• _What you have to do_
Make an exact copy of the lines, leaving the pictures out.

• _Collection entries_
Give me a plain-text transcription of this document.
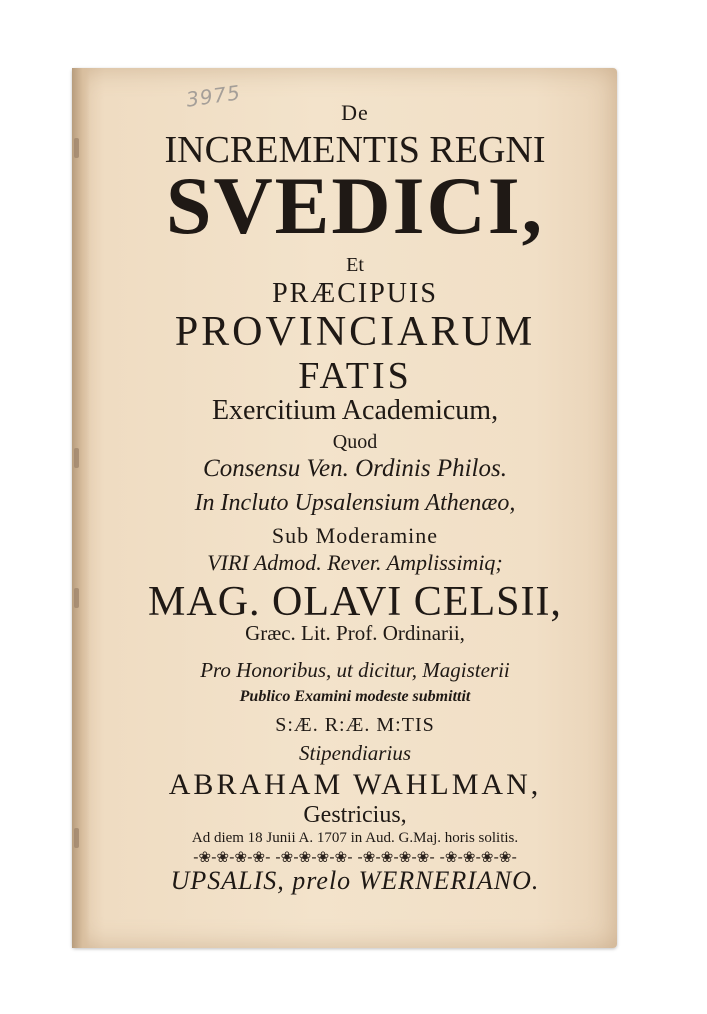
3975
De
INCREMENTIS REGNI
SVEDICI,
Et
PRÆCIPUIS
PROVINCIARUM
FATIS
Exercitium Academicum,
Quod
Consensu Ven. Ordinis Philos.
In Incluto Upsalensium Athenæo,
Sub Moderamine
VIRI Admod. Rever. Amplissimiq;
MAG. OLAVI CELSII,
Græc. Lit. Prof. Ordinarii,
Pro Honoribus, ut dicitur, Magisterii
Publico Examini modeste submittit
S:Æ. R:Æ. M:TIS
Stipendiarius
ABRAHAM WAHLMAN,
Gestricius,
Ad diem 18 Junii A. 1707 in Aud. G.Maj. horis solitis.
-❀-❀-❀-❀- -❀-❀-❀-❀- -❀-❀-❀-❀- -❀-❀-❀-❀-
UPSALIS, prelo WERNERIANO.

• _Exercise output_
Give me a plain-text transcription of this document.
3975
De
INCREMENTIS REGNI
SVEDICI,
Et
PRÆCIPUIS
PROVINCIARUM
FATIS
Exercitium Academicum,
Quod
Consensu Ven. Ordinis Philos.
In Incluto Upsalensium Athenæo,
Sub Moderamine
VIRI Admod. Rever. Amplissimiq;
MAG. OLAVI CELSII,
Græc. Lit. Prof. Ordinarii,
Pro Honoribus, ut dicitur, Magisterii
Publico Examini modeste submittit
S:Æ. R:Æ. M:TIS
Stipendiarius
ABRAHAM WAHLMAN,
Gestricius,
Ad diem 18 Junii A. 1707 in Aud. G.Maj. horis solitis.
-❀-❀-❀-❀- -❀-❀-❀-❀- -❀-❀-❀-❀- -❀-❀-❀-❀-
UPSALIS, prelo WERNERIANO.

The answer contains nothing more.